EXERCISE: Every record should be written out exactly, with the pictures left out.

GIVEN DATA:
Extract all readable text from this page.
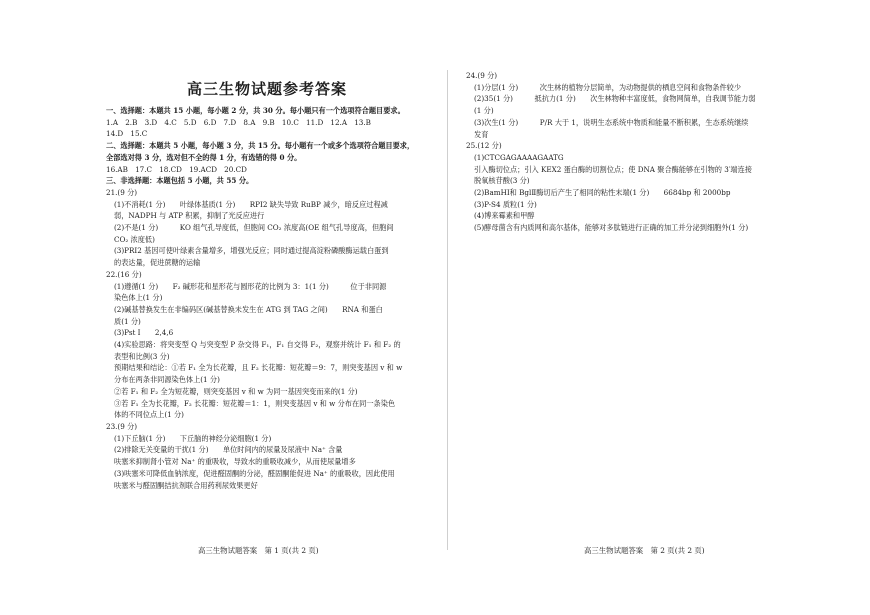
高三生物试题参考答案
一、选择题：本题共 15 小题，每小题 2 分，共 30 分。每小题只有一个选项符合题目要求。
1.A　2.B　3.D　4.C　5.D　6.D　7.D　8.A　9.B　10.C　11.D　12.A　13.B
14.D　15.C
二、选择题：本题共 5 小题，每小题 3 分，共 15 分。每小题有一个或多个选项符合题目要求，
全部选对得 3 分，选对但不全的得 1 分，有选错的得 0 分。
16.AB　17.C　18.CD　19.ACD　20.CD
三、非选择题：本题包括 5 小题，共 55 分。
21.(9 分)
(1)不消耗(1 分)　　叶绿体基质(1 分)　　RPI2 缺失导致 RuBP 减少，暗反应过程减
弱，NADPH 与 ATP 积累，抑制了光反应进行
(2)不是(1 分)　　　KO 组气孔导度低，但胞间 CO₂ 浓度高(OE 组气孔导度高，但胞间
CO₂ 浓度低)
(3)PRI2 基因可使叶绿素含量增多，增强光反应；同时通过提高淀粉磷酸酶运载白蛋到
的表达量，促进蔗糖的运输
22.(16 分)
(1)遵循(1 分)　　F₂ 碱形花和星形花与圆形花的比例为 3：1(1 分)　　　位于非同源
染色体上(1 分)
(2)碱基替换发生在非编码区(碱基替换未发生在 ATG 到 TAG 之间)　　RNA 和蛋白
质(1 分)
(3)Pst Ⅰ　　2,4,6
(4)实验思路：将突变型 Q 与突变型 P 杂交得 F₁，F₁ 自交得 F₂，观察并统计 F₁ 和 F₂ 的
表型和比例(3 分)
预期结果和结论：①若 F₁ 全为长花瓣，且 F₂ 长花瓣：短花瓣＝9：7，则突变基因 v 和 w
分布在两条非同源染色体上(1 分)
②若 F₁ 和 F₂ 全为短花瓣，则突变基因 v 和 w 为同一基因突变而来的(1 分)
③若 F₁ 全为长花瓣，F₂ 长花瓣：短花瓣＝1：1，则突变基因 v 和 w 分布在同一条染色
体的不同位点上(1 分)
23.(9 分)
(1)下丘脑(1 分)　　下丘脑的神经分泌细胞(1 分)
(2)排除无关变量的干扰(1 分)　　单位时间内的尿量及尿液中 Na⁺ 含量
呋塞米抑制肾小管对 Na⁺ 的重吸收，导致水的重吸收减少，从而使尿量增多
(3)呋塞米可降低血钠浓度，促进醛固酮的分泌，醛固酮能促进 Na⁺ 的重吸收，因此使用
呋塞米与醛固酮拮抗剂联合用药利尿效果更好
高三生物试题答案　第 1 页(共 2 页)
24.(9 分)
(1)分层(1 分)　　　次生林的植物分层简单，为动物提供的栖息空间和食物条件较少
(2)35(1 分)　　　抵抗力(1 分)　　次生林物种丰富度低，食物网简单，自我调节能力弱
(1 分)
(3)次生(1 分)　　　P/R 大于 1，说明生态系统中物质和能量不断积累，生态系统继续
发育
25.(12 分)
(1)CTCGAGAAAAGAATG
引入酶切位点；引入 KEX2 蛋白酶的切割位点；使 DNA 聚合酶能够在引物的 3′端连接
脱氧核苷酸(3 分)
(2)BamHⅠ和 BglⅡ酶切后产生了相同的粘性末端(1 分)　　6684bp 和 2000bp
(3)P-S4 质粒(1 分)
(4)博来霉素和甲醇
(5)酵母菌含有内质网和高尔基体，能够对多肽链进行正确的加工并分泌到细胞外(1 分)
高三生物试题答案　第 2 页(共 2 页)
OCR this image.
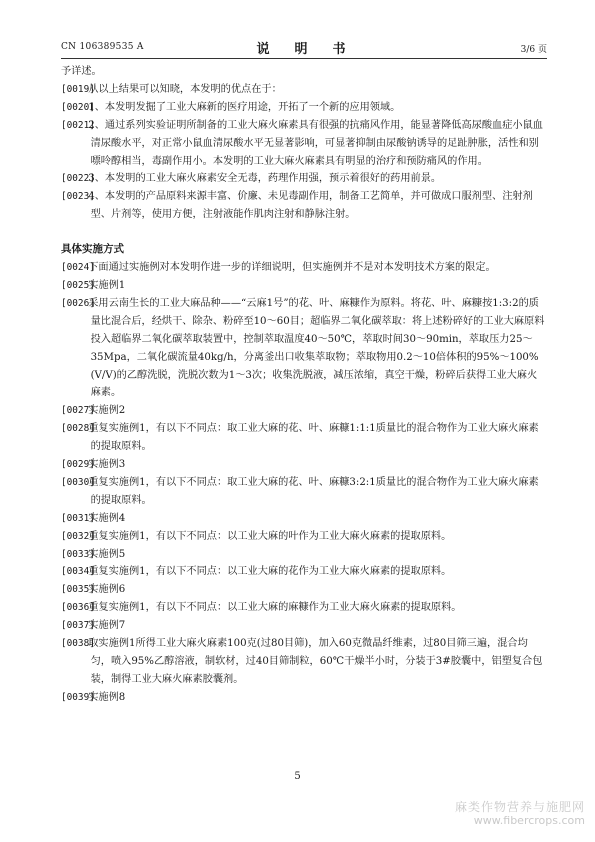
CN 106389535 A	说　明　书	3/6 页

予详述。

[0019]从以上结果可以知晓，本发明的优点在于：

[0020]1、本发明发掘了工业大麻新的医疗用途，开拓了一个新的应用领域。

[0021]2、通过系列实验证明所制备的工业大麻火麻素具有很强的抗痛风作用，能显著降低高尿酸血症小鼠血清尿酸水平，对正常小鼠血清尿酸水平无显著影响，可显著抑制由尿酸钠诱导的足趾肿胀，活性和别嘌呤醇相当，毒副作用小。本发明的工业大麻火麻素具有明显的治疗和预防痛风的作用。

[0022]3、本发明的工业大麻火麻素安全无毒，药理作用强，预示着很好的药用前景。

[0023]4、本发明的产品原料来源丰富、价廉、未见毒副作用，制备工艺简单，并可做成口服剂型、注射剂型、片剂等，使用方便，注射液能作肌肉注射和静脉注射。

具体实施方式

[0024]下面通过实施例对本发明作进一步的详细说明，但实施例并不是对本发明技术方案的限定。

[0025]实施例1

[0026]采用云南生长的工业大麻品种——“云麻1号”的花、叶、麻糠作为原料。将花、叶、麻糠按1:3:2的质量比混合后，经烘干、除杂、粉碎至10～60目；超临界二氧化碳萃取：将上述粉碎好的工业大麻原料投入超临界二氧化碳萃取装置中，控制萃取温度40～50℃，萃取时间30～90min，萃取压力25～35Mpa，二氧化碳流量40kg/h，分离釜出口收集萃取物；萃取物用0.2～10倍体积的95%～100%(V/V)的乙醇洗脱，洗脱次数为1～3次；收集洗脱液，减压浓缩，真空干燥，粉碎后获得工业大麻火麻素。

[0027]实施例2

[0028]重复实施例1，有以下不同点：取工业大麻的花、叶、麻糠1:1:1质量比的混合物作为工业大麻火麻素的提取原料。

[0029]实施例3

[0030]重复实施例1，有以下不同点：取工业大麻的花、叶、麻糠3:2:1质量比的混合物作为工业大麻火麻素的提取原料。

[0031]实施例4

[0032]重复实施例1，有以下不同点：以工业大麻的叶作为工业大麻火麻素的提取原料。

[0033]实施例5

[0034]重复实施例1，有以下不同点：以工业大麻的花作为工业大麻火麻素的提取原料。

[0035]实施例6

[0036]重复实施例1，有以下不同点：以工业大麻的麻糠作为工业大麻火麻素的提取原料。

[0037]实施例7

[0038]取实施例1所得工业大麻火麻素100克(过80目筛)，加入60克微晶纤维素，过80目筛三遍，混合均匀，喷入95%乙醇溶液，制软材，过40目筛制粒，60℃干燥半小时，分装于3#胶囊中，铝塑复合包装，制得工业大麻火麻素胶囊剂。

[0039]实施例8

5
麻类作物营养与施肥网
www.fibercrops.com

TASK SOLUTION:
Extract all readable text from this page.
高三生物试题参考答案
一、选择题：本题共 15 小题，每小题 2 分，共 30 分。每小题只有一个选项符合题目要求。
1.A　2.B　3.D　4.C　5.D　6.D　7.D　8.A　9.B　10.C　11.D　12.A　13.B
14.D　15.C
二、选择题：本题共 5 小题，每小题 3 分，共 15 分。每小题有一个或多个选项符合题目要求，
全部选对得 3 分，选对但不全的得 1 分，有选错的得 0 分。
16.AB　17.C　18.CD　19.ACD　20.CD
三、非选择题：本题包括 5 小题，共 55 分。
21.(9 分)
(1)不消耗(1 分)　　叶绿体基质(1 分)　　RPI2 缺失导致 RuBP 减少，暗反应过程减
弱，NADPH 与 ATP 积累，抑制了光反应进行
(2)不是(1 分)　　　KO 组气孔导度低，但胞间 CO₂ 浓度高(OE 组气孔导度高，但胞间
CO₂ 浓度低)
(3)PRI2 基因可使叶绿素含量增多，增强光反应；同时通过提高淀粉磷酸酶运载白蛋到
的表达量，促进蔗糖的运输
22.(16 分)
(1)遵循(1 分)　　F₂ 碱形花和星形花与圆形花的比例为 3：1(1 分)　　　位于非同源
染色体上(1 分)
(2)碱基替换发生在非编码区(碱基替换未发生在 ATG 到 TAG 之间)　　RNA 和蛋白
质(1 分)
(3)Pst Ⅰ　　2,4,6
(4)实验思路：将突变型 Q 与突变型 P 杂交得 F₁，F₁ 自交得 F₂，观察并统计 F₁ 和 F₂ 的
表型和比例(3 分)
预期结果和结论：①若 F₁ 全为长花瓣，且 F₂ 长花瓣：短花瓣＝9：7，则突变基因 v 和 w
分布在两条非同源染色体上(1 分)
②若 F₁ 和 F₂ 全为短花瓣，则突变基因 v 和 w 为同一基因突变而来的(1 分)
③若 F₁ 全为长花瓣，F₂ 长花瓣：短花瓣＝1：1，则突变基因 v 和 w 分布在同一条染色
体的不同位点上(1 分)
23.(9 分)
(1)下丘脑(1 分)　　下丘脑的神经分泌细胞(1 分)
(2)排除无关变量的干扰(1 分)　　单位时间内的尿量及尿液中 Na⁺ 含量
呋塞米抑制肾小管对 Na⁺ 的重吸收，导致水的重吸收减少，从而使尿量增多
(3)呋塞米可降低血钠浓度，促进醛固酮的分泌，醛固酮能促进 Na⁺ 的重吸收，因此使用
呋塞米与醛固酮拮抗剂联合用药利尿效果更好
高三生物试题答案　第 1 页(共 2 页)
24.(9 分)
(1)分层(1 分)　　　次生林的植物分层简单，为动物提供的栖息空间和食物条件较少
(2)35(1 分)　　　抵抗力(1 分)　　次生林物种丰富度低，食物网简单，自我调节能力弱
(1 分)
(3)次生(1 分)　　　P/R 大于 1，说明生态系统中物质和能量不断积累，生态系统继续
发育
25.(12 分)
(1)CTCGAGAAAAGAATG
引入酶切位点；引入 KEX2 蛋白酶的切割位点；使 DNA 聚合酶能够在引物的 3′端连接
脱氧核苷酸(3 分)
(2)BamHⅠ和 BglⅡ酶切后产生了相同的粘性末端(1 分)　　6684bp 和 2000bp
(3)P-S4 质粒(1 分)
(4)博来霉素和甲醇
(5)酵母菌含有内质网和高尔基体，能够对多肽链进行正确的加工并分泌到细胞外(1 分)
高三生物试题答案　第 2 页(共 2 页)
OCR this image.
CN 106389535 A	说　明　书	3/6 页

予详述。

[0019]从以上结果可以知晓，本发明的优点在于：

[0020]1、本发明发掘了工业大麻新的医疗用途，开拓了一个新的应用领域。

[0021]2、通过系列实验证明所制备的工业大麻火麻素具有很强的抗痛风作用，能显著降低高尿酸血症小鼠血清尿酸水平，对正常小鼠血清尿酸水平无显著影响，可显著抑制由尿酸钠诱导的足趾肿胀，活性和别嘌呤醇相当，毒副作用小。本发明的工业大麻火麻素具有明显的治疗和预防痛风的作用。

[0022]3、本发明的工业大麻火麻素安全无毒，药理作用强，预示着很好的药用前景。

[0023]4、本发明的产品原料来源丰富、价廉、未见毒副作用，制备工艺简单，并可做成口服剂型、注射剂型、片剂等，使用方便，注射液能作肌肉注射和静脉注射。

具体实施方式

[0024]下面通过实施例对本发明作进一步的详细说明，但实施例并不是对本发明技术方案的限定。

[0025]实施例1

[0026]采用云南生长的工业大麻品种——“云麻1号”的花、叶、麻糠作为原料。将花、叶、麻糠按1:3:2的质量比混合后，经烘干、除杂、粉碎至10～60目；超临界二氧化碳萃取：将上述粉碎好的工业大麻原料投入超临界二氧化碳萃取装置中，控制萃取温度40～50℃，萃取时间30～90min，萃取压力25～35Mpa，二氧化碳流量40kg/h，分离釜出口收集萃取物；萃取物用0.2～10倍体积的95%～100%(V/V)的乙醇洗脱，洗脱次数为1～3次；收集洗脱液，减压浓缩，真空干燥，粉碎后获得工业大麻火麻素。

[0027]实施例2

[0028]重复实施例1，有以下不同点：取工业大麻的花、叶、麻糠1:1:1质量比的混合物作为工业大麻火麻素的提取原料。

[0029]实施例3

[0030]重复实施例1，有以下不同点：取工业大麻的花、叶、麻糠3:2:1质量比的混合物作为工业大麻火麻素的提取原料。

[0031]实施例4

[0032]重复实施例1，有以下不同点：以工业大麻的叶作为工业大麻火麻素的提取原料。

[0033]实施例5

[0034]重复实施例1，有以下不同点：以工业大麻的花作为工业大麻火麻素的提取原料。

[0035]实施例6

[0036]重复实施例1，有以下不同点：以工业大麻的麻糠作为工业大麻火麻素的提取原料。

[0037]实施例7

[0038]取实施例1所得工业大麻火麻素100克(过80目筛)，加入60克微晶纤维素，过80目筛三遍，混合均匀，喷入95%乙醇溶液，制软材，过40目筛制粒，60℃干燥半小时，分装于3#胶囊中，铝塑复合包装，制得工业大麻火麻素胶囊剂。

[0039]实施例8

5
麻类作物营养与施肥网
www.fibercrops.com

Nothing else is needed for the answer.